→ **Given instruction**: Which lines of the records contain "ylabel"? Collect every one of them.

★ ★ ★

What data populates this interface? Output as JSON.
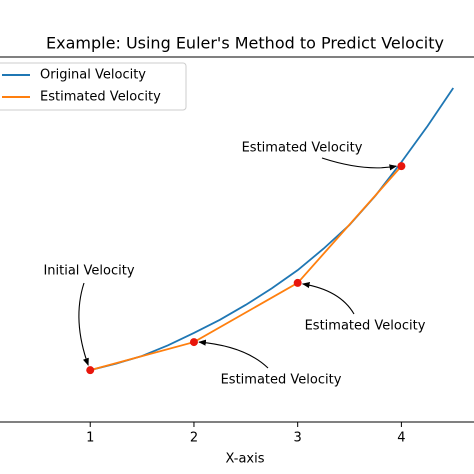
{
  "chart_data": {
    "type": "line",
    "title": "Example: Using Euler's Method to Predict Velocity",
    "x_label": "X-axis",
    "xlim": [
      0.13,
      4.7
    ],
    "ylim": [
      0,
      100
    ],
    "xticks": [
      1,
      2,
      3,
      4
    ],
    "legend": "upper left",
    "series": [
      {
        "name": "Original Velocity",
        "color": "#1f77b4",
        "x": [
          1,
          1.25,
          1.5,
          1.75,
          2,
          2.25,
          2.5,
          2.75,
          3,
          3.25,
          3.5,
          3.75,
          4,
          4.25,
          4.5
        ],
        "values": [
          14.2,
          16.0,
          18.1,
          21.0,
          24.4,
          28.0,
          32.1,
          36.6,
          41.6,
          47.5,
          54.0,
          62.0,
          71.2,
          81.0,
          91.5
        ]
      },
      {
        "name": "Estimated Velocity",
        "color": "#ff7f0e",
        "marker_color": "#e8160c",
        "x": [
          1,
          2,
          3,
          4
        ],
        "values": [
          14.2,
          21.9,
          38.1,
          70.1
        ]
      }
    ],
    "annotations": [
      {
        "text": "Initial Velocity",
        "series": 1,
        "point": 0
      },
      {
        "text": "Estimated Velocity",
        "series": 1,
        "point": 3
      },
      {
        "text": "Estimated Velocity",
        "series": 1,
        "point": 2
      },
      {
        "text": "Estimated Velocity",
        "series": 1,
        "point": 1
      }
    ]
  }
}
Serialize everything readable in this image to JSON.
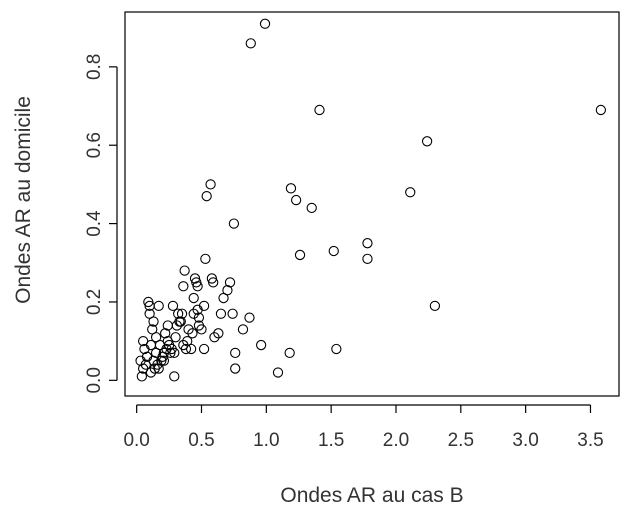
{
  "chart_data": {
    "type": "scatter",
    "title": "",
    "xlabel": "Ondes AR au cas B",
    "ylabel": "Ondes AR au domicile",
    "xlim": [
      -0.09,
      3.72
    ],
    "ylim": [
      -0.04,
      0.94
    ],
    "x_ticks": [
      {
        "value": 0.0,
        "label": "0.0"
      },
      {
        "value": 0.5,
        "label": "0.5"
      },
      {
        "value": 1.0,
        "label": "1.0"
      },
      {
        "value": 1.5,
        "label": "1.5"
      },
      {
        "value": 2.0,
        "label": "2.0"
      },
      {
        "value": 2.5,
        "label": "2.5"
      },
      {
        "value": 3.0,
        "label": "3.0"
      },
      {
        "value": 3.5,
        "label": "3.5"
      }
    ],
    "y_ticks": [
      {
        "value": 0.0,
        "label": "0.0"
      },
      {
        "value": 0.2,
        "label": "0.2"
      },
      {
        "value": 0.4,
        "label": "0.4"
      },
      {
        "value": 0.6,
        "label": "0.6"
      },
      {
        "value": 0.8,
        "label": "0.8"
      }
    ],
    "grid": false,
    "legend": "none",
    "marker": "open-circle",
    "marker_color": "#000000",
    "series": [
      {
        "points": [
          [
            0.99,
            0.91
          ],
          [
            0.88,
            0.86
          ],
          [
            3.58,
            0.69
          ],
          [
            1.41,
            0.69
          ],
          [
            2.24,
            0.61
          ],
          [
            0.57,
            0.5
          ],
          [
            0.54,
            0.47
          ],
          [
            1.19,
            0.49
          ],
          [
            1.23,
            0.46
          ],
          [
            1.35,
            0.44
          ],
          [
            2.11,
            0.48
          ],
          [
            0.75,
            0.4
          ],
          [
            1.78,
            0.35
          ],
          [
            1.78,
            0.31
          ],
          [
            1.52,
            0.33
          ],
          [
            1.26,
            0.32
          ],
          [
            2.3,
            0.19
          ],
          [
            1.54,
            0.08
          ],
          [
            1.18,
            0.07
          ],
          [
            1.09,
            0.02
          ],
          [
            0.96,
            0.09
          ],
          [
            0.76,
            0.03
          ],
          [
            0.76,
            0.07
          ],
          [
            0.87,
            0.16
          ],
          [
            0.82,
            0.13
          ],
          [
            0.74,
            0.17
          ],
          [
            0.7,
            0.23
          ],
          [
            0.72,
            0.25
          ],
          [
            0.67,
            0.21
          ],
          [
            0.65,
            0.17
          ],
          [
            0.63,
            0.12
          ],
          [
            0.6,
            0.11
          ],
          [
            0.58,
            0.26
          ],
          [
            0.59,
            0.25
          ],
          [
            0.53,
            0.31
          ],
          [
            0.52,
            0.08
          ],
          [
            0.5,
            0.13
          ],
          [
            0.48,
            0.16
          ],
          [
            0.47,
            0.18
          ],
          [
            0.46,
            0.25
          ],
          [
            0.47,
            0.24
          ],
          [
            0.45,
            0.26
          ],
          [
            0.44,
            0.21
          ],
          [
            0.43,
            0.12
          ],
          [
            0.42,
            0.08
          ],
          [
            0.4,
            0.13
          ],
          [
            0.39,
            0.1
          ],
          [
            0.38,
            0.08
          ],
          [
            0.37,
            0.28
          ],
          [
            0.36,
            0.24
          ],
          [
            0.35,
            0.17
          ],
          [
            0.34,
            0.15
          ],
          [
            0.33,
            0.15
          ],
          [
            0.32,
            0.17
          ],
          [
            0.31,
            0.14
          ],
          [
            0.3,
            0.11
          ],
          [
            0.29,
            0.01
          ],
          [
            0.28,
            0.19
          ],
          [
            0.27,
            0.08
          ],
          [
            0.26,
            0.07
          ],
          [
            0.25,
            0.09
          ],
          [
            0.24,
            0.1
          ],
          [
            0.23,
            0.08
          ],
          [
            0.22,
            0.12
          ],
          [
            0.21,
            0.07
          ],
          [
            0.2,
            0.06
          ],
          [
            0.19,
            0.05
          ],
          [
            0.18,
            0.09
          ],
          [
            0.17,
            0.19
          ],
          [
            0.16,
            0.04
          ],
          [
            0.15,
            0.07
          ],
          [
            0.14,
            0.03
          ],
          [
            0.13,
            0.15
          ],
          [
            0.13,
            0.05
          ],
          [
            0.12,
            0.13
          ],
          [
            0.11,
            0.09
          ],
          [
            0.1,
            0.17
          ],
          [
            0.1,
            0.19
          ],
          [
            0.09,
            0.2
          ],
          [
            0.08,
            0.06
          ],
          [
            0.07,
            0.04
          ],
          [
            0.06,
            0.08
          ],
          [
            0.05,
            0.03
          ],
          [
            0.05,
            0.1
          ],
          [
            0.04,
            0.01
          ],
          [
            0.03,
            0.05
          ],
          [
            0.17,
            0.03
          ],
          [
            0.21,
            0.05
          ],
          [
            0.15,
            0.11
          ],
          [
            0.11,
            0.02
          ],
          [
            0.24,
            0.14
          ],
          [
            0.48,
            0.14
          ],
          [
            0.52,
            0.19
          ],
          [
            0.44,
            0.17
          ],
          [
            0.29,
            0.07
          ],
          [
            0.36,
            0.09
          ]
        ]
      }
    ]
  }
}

★ ★ ★

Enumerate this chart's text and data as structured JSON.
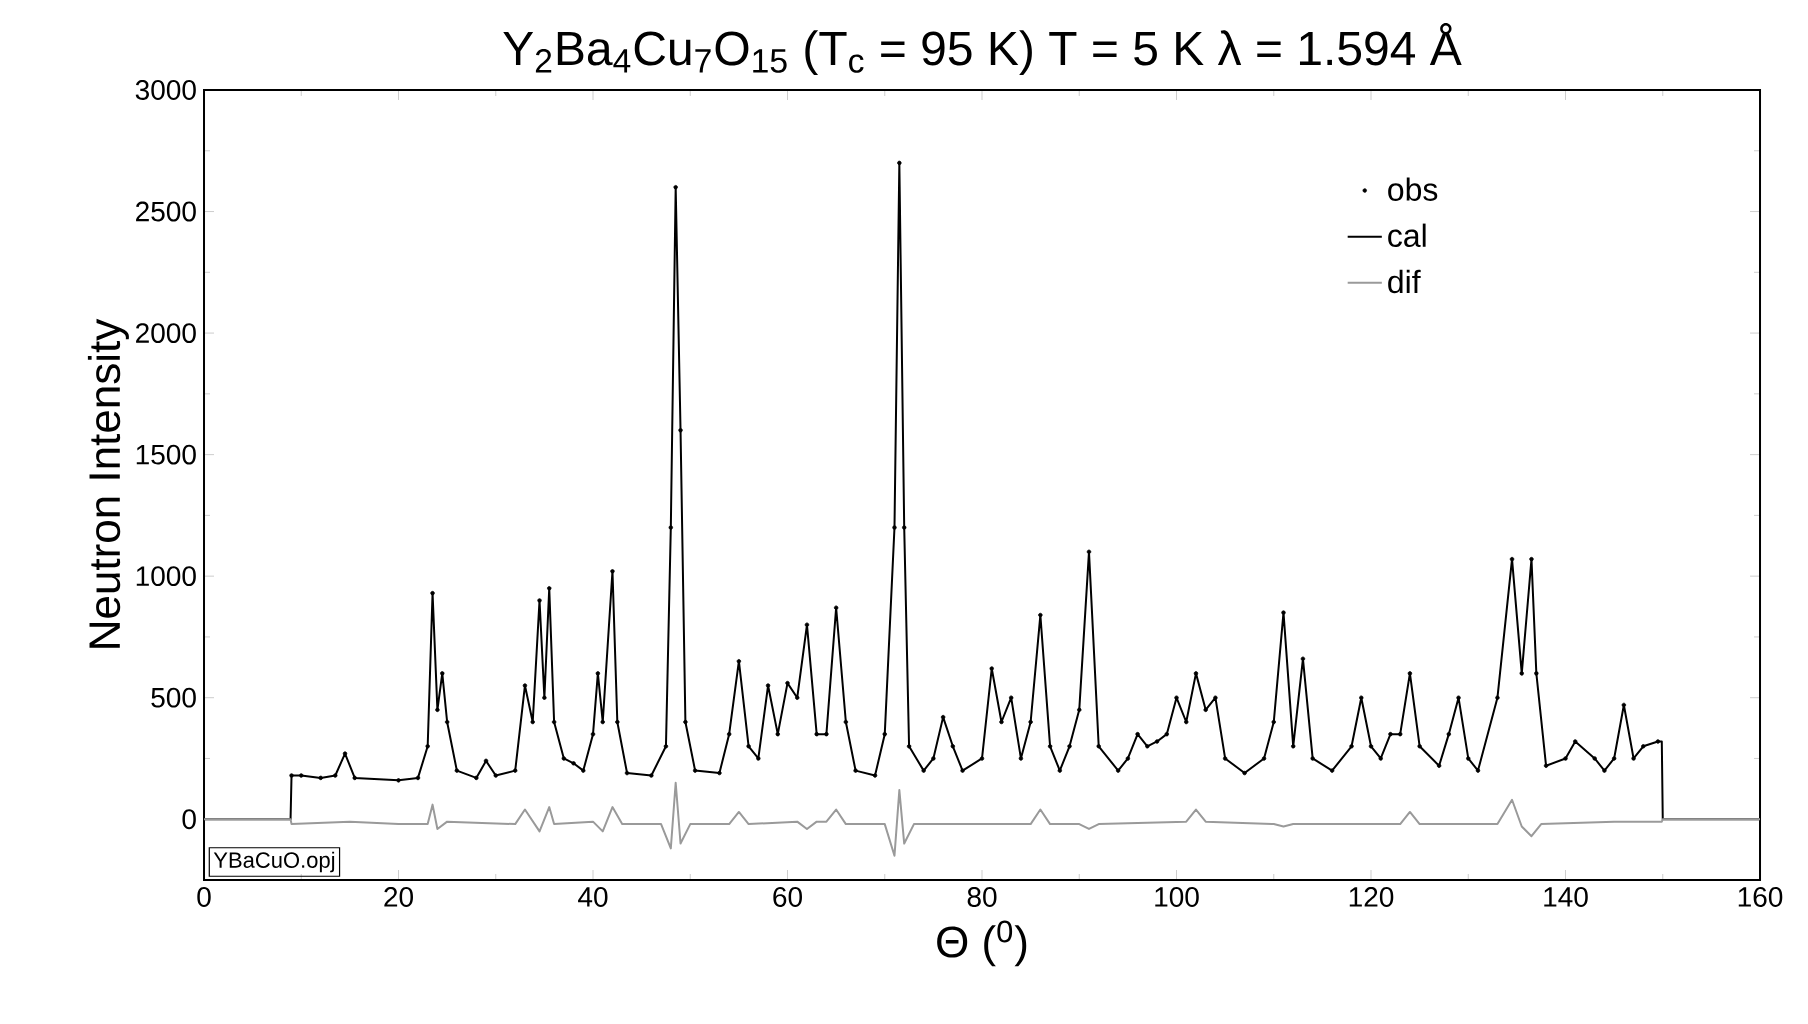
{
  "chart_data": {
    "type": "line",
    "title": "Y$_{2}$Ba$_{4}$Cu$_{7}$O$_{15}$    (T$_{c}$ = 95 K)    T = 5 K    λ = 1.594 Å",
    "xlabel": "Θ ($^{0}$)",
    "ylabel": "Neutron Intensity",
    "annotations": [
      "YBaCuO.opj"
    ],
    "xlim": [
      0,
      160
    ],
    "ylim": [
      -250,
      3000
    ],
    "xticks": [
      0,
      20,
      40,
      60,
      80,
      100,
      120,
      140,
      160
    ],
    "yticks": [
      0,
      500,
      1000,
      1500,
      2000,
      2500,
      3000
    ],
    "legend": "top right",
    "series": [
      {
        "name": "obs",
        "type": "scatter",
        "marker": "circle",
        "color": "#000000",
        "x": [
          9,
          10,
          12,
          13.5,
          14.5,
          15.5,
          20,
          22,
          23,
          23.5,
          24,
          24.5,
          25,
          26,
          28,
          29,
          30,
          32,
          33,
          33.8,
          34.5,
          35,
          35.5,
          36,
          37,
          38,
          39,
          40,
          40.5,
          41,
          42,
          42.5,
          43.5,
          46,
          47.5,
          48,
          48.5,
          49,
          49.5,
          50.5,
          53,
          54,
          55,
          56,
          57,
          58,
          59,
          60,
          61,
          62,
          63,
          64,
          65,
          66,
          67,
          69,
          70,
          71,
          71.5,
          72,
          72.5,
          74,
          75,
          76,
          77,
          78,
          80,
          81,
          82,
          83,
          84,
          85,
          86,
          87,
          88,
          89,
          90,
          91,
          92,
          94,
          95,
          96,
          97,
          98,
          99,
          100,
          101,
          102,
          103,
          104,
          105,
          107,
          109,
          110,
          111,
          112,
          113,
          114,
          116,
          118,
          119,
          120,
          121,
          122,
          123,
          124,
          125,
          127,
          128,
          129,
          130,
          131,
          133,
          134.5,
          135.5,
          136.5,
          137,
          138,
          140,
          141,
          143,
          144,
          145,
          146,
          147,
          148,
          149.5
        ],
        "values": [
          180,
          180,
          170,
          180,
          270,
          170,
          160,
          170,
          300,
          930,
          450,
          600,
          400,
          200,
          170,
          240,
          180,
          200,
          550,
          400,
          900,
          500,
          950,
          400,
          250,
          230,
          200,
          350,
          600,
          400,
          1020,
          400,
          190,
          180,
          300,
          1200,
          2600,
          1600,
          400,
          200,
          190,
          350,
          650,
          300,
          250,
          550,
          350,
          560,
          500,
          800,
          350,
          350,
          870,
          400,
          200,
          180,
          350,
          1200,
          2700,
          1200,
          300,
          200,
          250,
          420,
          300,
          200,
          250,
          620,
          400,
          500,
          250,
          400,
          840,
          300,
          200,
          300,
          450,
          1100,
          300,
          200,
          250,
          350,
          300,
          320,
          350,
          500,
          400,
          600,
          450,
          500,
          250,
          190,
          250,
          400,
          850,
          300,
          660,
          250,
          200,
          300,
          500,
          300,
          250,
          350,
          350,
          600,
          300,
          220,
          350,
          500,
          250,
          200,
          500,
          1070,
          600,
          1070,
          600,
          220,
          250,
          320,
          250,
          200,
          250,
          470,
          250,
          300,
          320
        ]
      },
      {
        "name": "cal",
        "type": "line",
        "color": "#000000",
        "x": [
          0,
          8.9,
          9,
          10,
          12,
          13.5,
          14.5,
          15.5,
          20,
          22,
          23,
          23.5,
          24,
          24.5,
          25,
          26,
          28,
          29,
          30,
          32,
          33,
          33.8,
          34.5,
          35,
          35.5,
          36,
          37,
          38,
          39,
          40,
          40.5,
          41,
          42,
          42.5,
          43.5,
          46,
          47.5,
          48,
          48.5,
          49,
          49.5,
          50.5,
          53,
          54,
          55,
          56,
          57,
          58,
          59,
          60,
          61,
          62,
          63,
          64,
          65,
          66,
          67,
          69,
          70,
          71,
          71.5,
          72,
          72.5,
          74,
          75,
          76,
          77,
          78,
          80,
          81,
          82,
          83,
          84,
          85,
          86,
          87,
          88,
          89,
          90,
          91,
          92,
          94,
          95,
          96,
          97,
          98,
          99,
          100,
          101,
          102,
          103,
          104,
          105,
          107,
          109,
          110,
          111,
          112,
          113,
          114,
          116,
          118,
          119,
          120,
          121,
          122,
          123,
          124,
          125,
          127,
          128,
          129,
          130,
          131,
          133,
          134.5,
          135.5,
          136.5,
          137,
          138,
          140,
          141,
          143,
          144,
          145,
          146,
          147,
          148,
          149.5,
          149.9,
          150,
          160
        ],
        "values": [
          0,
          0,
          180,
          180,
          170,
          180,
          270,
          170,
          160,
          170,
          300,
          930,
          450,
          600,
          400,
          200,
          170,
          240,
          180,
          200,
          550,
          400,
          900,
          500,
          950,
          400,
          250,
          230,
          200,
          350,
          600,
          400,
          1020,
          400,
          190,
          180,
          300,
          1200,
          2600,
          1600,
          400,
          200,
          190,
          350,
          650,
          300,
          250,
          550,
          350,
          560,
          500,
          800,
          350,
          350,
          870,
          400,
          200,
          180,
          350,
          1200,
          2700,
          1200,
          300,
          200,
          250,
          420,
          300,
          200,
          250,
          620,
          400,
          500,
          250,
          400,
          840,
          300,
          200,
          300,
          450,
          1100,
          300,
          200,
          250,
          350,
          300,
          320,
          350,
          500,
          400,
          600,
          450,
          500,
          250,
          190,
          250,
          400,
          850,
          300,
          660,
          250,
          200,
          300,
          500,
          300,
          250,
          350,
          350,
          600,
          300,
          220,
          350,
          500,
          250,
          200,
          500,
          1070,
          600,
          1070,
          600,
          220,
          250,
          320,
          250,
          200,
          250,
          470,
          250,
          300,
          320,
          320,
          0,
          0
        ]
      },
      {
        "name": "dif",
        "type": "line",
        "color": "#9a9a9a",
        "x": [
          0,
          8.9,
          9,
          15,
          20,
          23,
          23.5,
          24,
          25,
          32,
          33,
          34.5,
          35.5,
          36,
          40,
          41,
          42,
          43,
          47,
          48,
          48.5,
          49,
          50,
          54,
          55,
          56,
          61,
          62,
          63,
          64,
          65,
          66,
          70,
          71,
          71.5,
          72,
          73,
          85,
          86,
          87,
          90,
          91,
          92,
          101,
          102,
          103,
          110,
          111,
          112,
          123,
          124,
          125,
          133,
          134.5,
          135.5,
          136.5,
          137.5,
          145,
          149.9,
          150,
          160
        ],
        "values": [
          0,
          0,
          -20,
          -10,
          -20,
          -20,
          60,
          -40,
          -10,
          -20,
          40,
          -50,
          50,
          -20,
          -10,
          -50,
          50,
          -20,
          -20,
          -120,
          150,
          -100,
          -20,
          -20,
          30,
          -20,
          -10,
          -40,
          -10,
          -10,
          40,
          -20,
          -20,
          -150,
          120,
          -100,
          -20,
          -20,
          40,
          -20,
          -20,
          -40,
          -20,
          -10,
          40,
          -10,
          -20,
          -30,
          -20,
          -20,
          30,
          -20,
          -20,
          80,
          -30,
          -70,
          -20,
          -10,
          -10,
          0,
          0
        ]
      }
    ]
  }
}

★ ★ ★

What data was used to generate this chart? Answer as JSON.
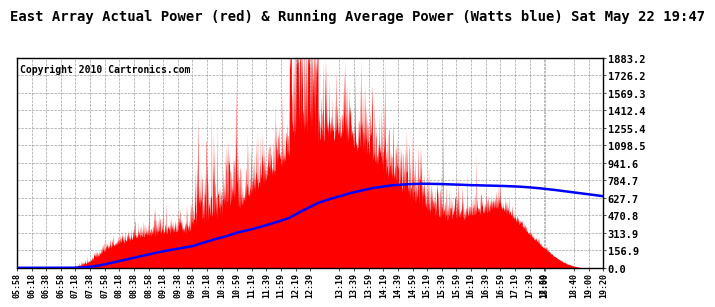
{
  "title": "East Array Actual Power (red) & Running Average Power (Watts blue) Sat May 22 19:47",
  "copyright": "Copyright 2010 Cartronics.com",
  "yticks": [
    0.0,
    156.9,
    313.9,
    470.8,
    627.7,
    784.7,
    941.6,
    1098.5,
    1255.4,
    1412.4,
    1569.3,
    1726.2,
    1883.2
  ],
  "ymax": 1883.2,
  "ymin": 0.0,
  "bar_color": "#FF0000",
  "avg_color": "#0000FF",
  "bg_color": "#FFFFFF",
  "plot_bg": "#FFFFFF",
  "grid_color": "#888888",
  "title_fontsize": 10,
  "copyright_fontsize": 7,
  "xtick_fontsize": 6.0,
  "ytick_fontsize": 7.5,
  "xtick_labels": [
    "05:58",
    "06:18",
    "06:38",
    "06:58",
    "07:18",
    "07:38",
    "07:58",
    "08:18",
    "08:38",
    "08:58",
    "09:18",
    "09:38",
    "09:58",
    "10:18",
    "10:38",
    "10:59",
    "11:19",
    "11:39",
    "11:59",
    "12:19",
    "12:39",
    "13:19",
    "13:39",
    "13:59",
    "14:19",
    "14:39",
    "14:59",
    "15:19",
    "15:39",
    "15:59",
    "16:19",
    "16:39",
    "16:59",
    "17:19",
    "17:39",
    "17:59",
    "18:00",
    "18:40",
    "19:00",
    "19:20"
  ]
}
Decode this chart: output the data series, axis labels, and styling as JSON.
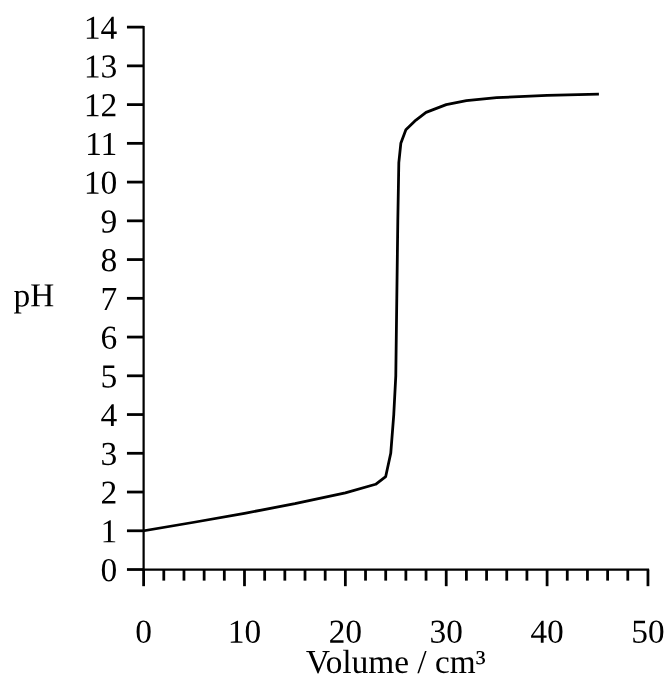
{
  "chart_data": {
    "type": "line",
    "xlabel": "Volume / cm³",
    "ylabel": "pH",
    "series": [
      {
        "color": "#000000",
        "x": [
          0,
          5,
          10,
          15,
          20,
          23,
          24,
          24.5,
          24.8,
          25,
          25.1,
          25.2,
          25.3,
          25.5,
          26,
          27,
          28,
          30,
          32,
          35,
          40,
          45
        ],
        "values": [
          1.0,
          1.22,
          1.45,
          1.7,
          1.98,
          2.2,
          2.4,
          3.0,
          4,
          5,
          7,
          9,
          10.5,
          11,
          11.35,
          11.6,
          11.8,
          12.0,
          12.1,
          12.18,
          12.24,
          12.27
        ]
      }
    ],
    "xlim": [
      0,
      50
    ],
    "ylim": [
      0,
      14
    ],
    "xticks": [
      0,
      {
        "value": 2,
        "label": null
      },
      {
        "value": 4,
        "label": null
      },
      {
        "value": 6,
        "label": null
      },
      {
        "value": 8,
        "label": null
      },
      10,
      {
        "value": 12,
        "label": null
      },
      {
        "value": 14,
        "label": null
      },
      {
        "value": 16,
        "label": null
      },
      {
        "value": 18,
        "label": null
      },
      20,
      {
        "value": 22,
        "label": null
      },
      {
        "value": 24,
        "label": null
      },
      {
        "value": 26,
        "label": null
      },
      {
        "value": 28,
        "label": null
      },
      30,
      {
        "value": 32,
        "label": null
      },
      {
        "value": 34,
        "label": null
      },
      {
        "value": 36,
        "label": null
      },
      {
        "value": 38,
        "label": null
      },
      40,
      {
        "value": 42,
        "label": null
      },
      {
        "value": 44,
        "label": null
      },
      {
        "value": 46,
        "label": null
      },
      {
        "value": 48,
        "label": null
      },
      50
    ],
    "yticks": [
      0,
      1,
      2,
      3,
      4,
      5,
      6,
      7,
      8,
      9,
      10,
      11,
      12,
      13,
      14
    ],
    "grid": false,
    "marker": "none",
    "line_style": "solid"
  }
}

★ ★ ★

→ **Answer to the exercise**:
    "ylabel": "Ondes AR au domicile",
    "ylabel": "Neutron Intensity",
    "ylabel": "pH",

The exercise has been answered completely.